*Okuma metni*:
****************

Bilgi Teknolojileri ve İletişim Kurumu - 06.06.2022
Karar Dilini Çevir:


(5809 S. K. m. 4, 6, 13, 14, 16, 19, 20) (Erişim ve Arabağlantı Yönetmeliği m. 5, 7, 11, 12) 
Karar Tarihi: 10.02.2010
Karar No: 2010/DK-07/88
Gündem Konusu: Arabağlantı Ücret Tarifelerinin Yayımlanması
KARAR: 
Tüketici refahının artırılması düzenleyici kurumların en önemli amaçlarından birini teşkil etmektedir. Bu amaca bağlı olarak tüketicilerin korunması; fiyatların makul düzeylere çekilmesi, hizmet kalitesinin artırılması, birçok yeni hizmetin sunulabilir olması düzenleyici kurumların hedeflerindendir. Bu hedeflere yönelik olarak, elektronik haberleşme sektöründeki düzenlemelerin en önemli araçlarından birisi sektörde rekabetin tesis edilmesi için arabağlantı ücretlerinin düzenlenmesidir. Bahse konu rekabetin esas dayanak noktasını, yatırımları ve yenilikçiliği teşvik eden, etkinliği artıran, tüketicilere alternatif seçenekler sunan, fiyatları makul seviyelerde tutan ve kaliteli ve çeşitli hizmet sunumunu amaçlayan bir yapı oluşturmaktadır. Rekabetin sağlanmasında düzenleyici kurumların kullandığı en önemli araçlardan birisi de arabağlantı ücretlerinin düzenlenmesi olup bahse konu düzenlemelerin yukarıda yer verilen amaçların gerçekleşmesine önemli ölçüde etkisi söz konusudur.

****************

*Yazılı görev*: Arabağlantı ücretleriyle ilgili kararı, son cümlesinden sonra kaldığı yerden sürdürün.

****************

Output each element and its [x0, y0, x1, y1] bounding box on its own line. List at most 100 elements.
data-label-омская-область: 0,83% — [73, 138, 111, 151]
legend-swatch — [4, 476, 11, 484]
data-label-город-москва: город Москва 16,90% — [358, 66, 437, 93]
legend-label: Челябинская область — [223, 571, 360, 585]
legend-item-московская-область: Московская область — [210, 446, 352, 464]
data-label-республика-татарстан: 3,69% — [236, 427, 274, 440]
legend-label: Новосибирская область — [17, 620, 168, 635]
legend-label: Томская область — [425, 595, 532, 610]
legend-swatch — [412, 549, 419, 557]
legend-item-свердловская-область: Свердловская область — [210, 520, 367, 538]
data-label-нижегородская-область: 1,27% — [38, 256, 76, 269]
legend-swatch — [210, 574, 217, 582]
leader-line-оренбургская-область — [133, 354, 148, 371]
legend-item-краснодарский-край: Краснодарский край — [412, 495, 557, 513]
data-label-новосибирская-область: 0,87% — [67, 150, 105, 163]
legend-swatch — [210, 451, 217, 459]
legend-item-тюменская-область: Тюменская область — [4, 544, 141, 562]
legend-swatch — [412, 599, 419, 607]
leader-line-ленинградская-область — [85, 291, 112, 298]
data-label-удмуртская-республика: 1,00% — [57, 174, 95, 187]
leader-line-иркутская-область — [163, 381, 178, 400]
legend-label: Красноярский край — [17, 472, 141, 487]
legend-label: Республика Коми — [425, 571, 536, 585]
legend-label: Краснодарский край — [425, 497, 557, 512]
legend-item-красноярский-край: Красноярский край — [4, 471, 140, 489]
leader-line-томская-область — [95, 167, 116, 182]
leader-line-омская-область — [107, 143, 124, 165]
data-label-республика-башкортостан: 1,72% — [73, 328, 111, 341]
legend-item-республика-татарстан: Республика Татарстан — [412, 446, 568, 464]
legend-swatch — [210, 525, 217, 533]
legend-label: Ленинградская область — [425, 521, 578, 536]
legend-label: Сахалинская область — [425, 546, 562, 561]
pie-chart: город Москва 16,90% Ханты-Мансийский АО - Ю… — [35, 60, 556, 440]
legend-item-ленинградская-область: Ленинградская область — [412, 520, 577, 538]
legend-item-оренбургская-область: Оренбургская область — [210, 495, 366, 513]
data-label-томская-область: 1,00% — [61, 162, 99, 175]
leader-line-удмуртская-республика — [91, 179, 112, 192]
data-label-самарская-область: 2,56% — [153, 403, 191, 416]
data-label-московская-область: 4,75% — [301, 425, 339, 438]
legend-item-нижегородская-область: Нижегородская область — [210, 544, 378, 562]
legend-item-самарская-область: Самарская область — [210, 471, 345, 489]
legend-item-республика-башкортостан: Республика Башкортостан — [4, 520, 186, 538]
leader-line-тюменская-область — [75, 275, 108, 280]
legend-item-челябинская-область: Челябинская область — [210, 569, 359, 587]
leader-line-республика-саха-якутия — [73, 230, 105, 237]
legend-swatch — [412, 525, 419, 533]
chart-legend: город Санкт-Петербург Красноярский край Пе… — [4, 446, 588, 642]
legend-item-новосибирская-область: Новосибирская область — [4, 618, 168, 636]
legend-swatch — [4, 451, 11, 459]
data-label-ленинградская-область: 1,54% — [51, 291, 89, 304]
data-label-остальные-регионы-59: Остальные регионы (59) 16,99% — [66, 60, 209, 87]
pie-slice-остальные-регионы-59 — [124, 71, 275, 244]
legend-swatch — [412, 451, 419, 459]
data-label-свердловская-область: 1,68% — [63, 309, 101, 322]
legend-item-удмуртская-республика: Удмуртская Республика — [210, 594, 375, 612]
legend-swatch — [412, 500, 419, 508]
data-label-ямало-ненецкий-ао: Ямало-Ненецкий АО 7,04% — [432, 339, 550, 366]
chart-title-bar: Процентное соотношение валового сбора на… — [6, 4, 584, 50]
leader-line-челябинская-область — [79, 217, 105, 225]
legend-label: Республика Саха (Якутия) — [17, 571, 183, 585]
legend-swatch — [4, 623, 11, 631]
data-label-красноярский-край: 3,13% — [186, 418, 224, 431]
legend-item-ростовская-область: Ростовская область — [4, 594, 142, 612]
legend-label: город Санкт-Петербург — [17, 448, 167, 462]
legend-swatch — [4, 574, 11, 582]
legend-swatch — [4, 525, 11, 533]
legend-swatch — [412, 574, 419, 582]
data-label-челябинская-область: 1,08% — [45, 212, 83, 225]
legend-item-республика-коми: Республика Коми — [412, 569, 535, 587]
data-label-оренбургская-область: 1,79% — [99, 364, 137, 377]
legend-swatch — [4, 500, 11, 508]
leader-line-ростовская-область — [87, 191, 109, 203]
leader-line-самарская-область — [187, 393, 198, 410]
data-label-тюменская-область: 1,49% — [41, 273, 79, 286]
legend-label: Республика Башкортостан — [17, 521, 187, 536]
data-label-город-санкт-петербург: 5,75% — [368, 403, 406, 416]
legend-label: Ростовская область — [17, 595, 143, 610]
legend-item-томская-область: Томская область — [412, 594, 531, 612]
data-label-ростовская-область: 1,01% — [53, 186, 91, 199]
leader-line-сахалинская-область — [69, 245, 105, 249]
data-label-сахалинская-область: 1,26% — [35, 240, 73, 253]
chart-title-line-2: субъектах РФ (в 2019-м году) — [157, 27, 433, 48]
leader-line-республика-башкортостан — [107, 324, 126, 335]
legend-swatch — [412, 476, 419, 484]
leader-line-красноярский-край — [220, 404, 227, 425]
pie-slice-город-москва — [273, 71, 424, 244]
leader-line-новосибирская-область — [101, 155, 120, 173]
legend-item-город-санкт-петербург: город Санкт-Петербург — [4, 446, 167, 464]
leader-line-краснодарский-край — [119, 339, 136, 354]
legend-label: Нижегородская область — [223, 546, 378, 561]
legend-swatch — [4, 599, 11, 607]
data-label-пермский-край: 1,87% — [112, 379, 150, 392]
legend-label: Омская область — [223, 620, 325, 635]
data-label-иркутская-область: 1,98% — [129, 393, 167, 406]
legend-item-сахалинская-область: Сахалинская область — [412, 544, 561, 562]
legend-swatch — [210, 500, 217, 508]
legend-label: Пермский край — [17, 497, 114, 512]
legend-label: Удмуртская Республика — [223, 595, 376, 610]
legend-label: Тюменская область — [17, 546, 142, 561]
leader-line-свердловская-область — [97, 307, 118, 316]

****************

*Alıştırma sonucu*:
Serbestleşmenin başladığı ilk yıllarda, yerleşik işletmecilerin elektronik haberleşme sektörüne yeni giren işletmecilerin rekabet gücünü etkisizleştirecek şekilde, yüksek çağrı sonlandırma ücretleri talep ettikleri veya yeterli kapasite oluşturmaktan kaçındıkları görülmüştür. Düzenleyici kurumlar bu durumun engellenmesi amacıyla piyasada faaliyette bulunan yerleşik işletmecilere yönelik düzenlemeler yapmışlardır. Yapılan düzenlemeler sonucunda söz konusu işletmecilerin çağrı sonlandırma ücretleri büyük ölçüde düşürülmüştür. Buna karşın mobil piyasaların serbestleşmenin başlangıç yıllarında rekabetçi bir yapı ve görünüm arz etmesi ve sundukları hizmetin dar bir kesime hitap eder nitelikte görülmesi gibi nedenlerle mobil çağrı sonlandırma ücretleri düzenlenmeyerek serbest bırakılmıştır. Ancak hakim konuma veya etkin piyasa gücüne sahip mobil şebeke işletmecileri, diğer işletmecilerin abonesi olmanın cazibesini azaltacak ve rekabeti olumsuz etkileyecek şekilde çağrı sonlandırma ücretlerini yüksek belirleme eğilimi göstermişlerdir. Söz konusu ücretlerin düzeyi, özellikle mobil hizmetlerin günümüzde çok geniş bir kesime hitap ettiği dikkate alındığında daha da önemli hale gelmektedir. Nitekim son yıllarda diğer ülkelerde yaşanan sürece benzer şekilde, ülkemizde sabit abone sayısı ile çağrı trafiği sürekli bir düşüş eğilimi göstermesine rağmen mobil abone sayısı ile çağrı trafiğinde önemli düzeyde artış görülmektedir.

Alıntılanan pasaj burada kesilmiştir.